-------- Records provided
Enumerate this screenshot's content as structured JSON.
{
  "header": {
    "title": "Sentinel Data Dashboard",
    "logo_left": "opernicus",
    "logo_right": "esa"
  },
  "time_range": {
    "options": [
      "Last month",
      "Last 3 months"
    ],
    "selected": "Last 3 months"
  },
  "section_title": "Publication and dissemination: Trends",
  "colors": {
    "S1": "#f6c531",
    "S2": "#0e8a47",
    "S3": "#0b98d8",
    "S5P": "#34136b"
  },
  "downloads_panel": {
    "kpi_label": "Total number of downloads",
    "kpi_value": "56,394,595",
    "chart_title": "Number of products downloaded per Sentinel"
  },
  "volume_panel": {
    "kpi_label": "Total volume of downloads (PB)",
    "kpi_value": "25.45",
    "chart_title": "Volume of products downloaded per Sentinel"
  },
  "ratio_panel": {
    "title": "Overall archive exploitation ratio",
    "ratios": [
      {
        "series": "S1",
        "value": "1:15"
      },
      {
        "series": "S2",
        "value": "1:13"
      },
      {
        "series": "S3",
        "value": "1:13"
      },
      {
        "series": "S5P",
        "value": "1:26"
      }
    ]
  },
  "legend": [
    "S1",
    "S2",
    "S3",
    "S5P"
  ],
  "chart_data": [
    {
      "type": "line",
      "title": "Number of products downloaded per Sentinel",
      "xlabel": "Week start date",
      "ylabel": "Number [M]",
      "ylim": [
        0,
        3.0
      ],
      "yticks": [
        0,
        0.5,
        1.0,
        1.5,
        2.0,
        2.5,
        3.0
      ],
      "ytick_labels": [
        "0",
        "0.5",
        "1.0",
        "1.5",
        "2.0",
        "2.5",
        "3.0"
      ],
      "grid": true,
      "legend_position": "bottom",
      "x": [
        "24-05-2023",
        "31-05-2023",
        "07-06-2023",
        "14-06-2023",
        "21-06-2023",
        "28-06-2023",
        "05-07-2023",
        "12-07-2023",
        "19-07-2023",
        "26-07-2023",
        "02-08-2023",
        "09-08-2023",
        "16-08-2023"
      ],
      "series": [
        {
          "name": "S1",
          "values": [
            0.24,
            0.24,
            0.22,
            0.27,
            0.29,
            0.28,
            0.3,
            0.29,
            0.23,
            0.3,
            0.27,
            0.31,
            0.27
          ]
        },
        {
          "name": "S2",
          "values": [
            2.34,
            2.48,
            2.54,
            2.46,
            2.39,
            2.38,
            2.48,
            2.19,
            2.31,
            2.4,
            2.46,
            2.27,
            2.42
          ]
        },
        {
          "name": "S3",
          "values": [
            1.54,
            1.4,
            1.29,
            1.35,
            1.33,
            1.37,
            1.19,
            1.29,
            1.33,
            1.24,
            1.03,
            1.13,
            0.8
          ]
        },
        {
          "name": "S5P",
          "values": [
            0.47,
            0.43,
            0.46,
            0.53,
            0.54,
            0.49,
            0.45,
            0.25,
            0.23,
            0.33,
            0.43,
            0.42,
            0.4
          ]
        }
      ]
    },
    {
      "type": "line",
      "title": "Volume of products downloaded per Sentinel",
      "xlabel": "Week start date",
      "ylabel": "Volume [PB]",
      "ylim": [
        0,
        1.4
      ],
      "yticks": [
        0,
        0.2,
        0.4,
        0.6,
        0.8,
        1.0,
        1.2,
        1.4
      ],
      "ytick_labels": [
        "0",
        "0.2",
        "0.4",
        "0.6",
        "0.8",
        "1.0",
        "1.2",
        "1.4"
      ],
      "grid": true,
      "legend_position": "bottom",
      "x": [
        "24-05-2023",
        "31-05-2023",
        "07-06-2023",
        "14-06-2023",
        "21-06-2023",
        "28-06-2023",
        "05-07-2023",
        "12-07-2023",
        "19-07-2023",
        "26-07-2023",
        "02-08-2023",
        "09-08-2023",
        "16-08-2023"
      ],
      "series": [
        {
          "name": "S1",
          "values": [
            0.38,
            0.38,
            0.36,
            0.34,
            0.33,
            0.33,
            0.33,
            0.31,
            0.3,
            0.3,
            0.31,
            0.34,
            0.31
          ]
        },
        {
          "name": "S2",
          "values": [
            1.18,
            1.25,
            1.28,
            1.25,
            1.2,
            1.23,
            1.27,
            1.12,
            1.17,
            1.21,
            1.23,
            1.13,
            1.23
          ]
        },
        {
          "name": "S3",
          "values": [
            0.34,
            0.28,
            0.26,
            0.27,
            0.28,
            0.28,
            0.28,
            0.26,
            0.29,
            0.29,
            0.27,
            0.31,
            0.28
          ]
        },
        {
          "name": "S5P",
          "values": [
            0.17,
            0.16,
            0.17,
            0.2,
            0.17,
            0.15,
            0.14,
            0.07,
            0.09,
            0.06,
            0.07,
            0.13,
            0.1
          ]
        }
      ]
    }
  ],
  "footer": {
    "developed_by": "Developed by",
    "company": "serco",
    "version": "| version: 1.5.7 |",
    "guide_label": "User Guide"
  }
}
----------------
*Exercise objective*
Retype all of the entries precisely as they are.

*Answer*
Enumerate this screenshot's content as structured JSON.
{
  "header": {
    "title": "Sentinel Data Dashboard",
    "logo_left": "opernicus",
    "logo_right": "esa"
  },
  "time_range": {
    "options": [
      "Last month",
      "Last 3 months"
    ],
    "selected": "Last 3 months"
  },
  "section_title": "Publication and dissemination: Trends",
  "colors": {
    "S1": "#f6c531",
    "S2": "#0e8a47",
    "S3": "#0b98d8",
    "S5P": "#34136b"
  },
  "downloads_panel": {
    "kpi_label": "Total number of downloads",
    "kpi_value": "56,394,595",
    "chart_title": "Number of products downloaded per Sentinel"
  },
  "volume_panel": {
    "kpi_label": "Total volume of downloads (PB)",
    "kpi_value": "25.45",
    "chart_title": "Volume of products downloaded per Sentinel"
  },
  "ratio_panel": {
    "title": "Overall archive exploitation ratio",
    "ratios": [
      {
        "series": "S1",
        "value": "1:15"
      },
      {
        "series": "S2",
        "value": "1:13"
      },
      {
        "series": "S3",
        "value": "1:13"
      },
      {
        "series": "S5P",
        "value": "1:26"
      }
    ]
  },
  "legend": [
    "S1",
    "S2",
    "S3",
    "S5P"
  ],
  "chart_data": [
    {
      "type": "line",
      "title": "Number of products downloaded per Sentinel",
      "xlabel": "Week start date",
      "ylabel": "Number [M]",
      "ylim": [
        0,
        3.0
      ],
      "yticks": [
        0,
        0.5,
        1.0,
        1.5,
        2.0,
        2.5,
        3.0
      ],
      "ytick_labels": [
        "0",
        "0.5",
        "1.0",
        "1.5",
        "2.0",
        "2.5",
        "3.0"
      ],
      "grid": true,
      "legend_position": "bottom",
      "x": [
        "24-05-2023",
        "31-05-2023",
        "07-06-2023",
        "14-06-2023",
        "21-06-2023",
        "28-06-2023",
        "05-07-2023",
        "12-07-2023",
        "19-07-2023",
        "26-07-2023",
        "02-08-2023",
        "09-08-2023",
        "16-08-2023"
      ],
      "series": [
        {
          "name": "S1",
          "values": [
            0.24,
            0.24,
            0.22,
            0.27,
            0.29,
            0.28,
            0.3,
            0.29,
            0.23,
            0.3,
            0.27,
            0.31,
            0.27
          ]
        },
        {
          "name": "S2",
          "values": [
            2.34,
            2.48,
            2.54,
            2.46,
            2.39,
            2.38,
            2.48,
            2.19,
            2.31,
            2.4,
            2.46,
            2.27,
            2.42
          ]
        },
        {
          "name": "S3",
          "values": [
            1.54,
            1.4,
            1.29,
            1.35,
            1.33,
            1.37,
            1.19,
            1.29,
            1.33,
            1.24,
            1.03,
            1.13,
            0.8
          ]
        },
        {
          "name": "S5P",
          "values": [
            0.47,
            0.43,
            0.46,
            0.53,
            0.54,
            0.49,
            0.45,
            0.25,
            0.23,
            0.33,
            0.43,
            0.42,
            0.4
          ]
        }
      ]
    },
    {
      "type": "line",
      "title": "Volume of products downloaded per Sentinel",
      "xlabel": "Week start date",
      "ylabel": "Volume [PB]",
      "ylim": [
        0,
        1.4
      ],
      "yticks": [
        0,
        0.2,
        0.4,
        0.6,
        0.8,
        1.0,
        1.2,
        1.4
      ],
      "ytick_labels": [
        "0",
        "0.2",
        "0.4",
        "0.6",
        "0.8",
        "1.0",
        "1.2",
        "1.4"
      ],
      "grid": true,
      "legend_position": "bottom",
      "x": [
        "24-05-2023",
        "31-05-2023",
        "07-06-2023",
        "14-06-2023",
        "21-06-2023",
        "28-06-2023",
        "05-07-2023",
        "12-07-2023",
        "19-07-2023",
        "26-07-2023",
        "02-08-2023",
        "09-08-2023",
        "16-08-2023"
      ],
      "series": [
        {
          "name": "S1",
          "values": [
            0.38,
            0.38,
            0.36,
            0.34,
            0.33,
            0.33,
            0.33,
            0.31,
            0.3,
            0.3,
            0.31,
            0.34,
            0.31
          ]
        },
        {
          "name": "S2",
          "values": [
            1.18,
            1.25,
            1.28,
            1.25,
            1.2,
            1.23,
            1.27,
            1.12,
            1.17,
            1.21,
            1.23,
            1.13,
            1.23
          ]
        },
        {
          "name": "S3",
          "values": [
            0.34,
            0.28,
            0.26,
            0.27,
            0.28,
            0.28,
            0.28,
            0.26,
            0.29,
            0.29,
            0.27,
            0.31,
            0.28
          ]
        },
        {
          "name": "S5P",
          "values": [
            0.17,
            0.16,
            0.17,
            0.2,
            0.17,
            0.15,
            0.14,
            0.07,
            0.09,
            0.06,
            0.07,
            0.13,
            0.1
          ]
        }
      ]
    }
  ],
  "footer": {
    "developed_by": "Developed by",
    "company": "serco",
    "version": "| version: 1.5.7 |",
    "guide_label": "User Guide"
  }
}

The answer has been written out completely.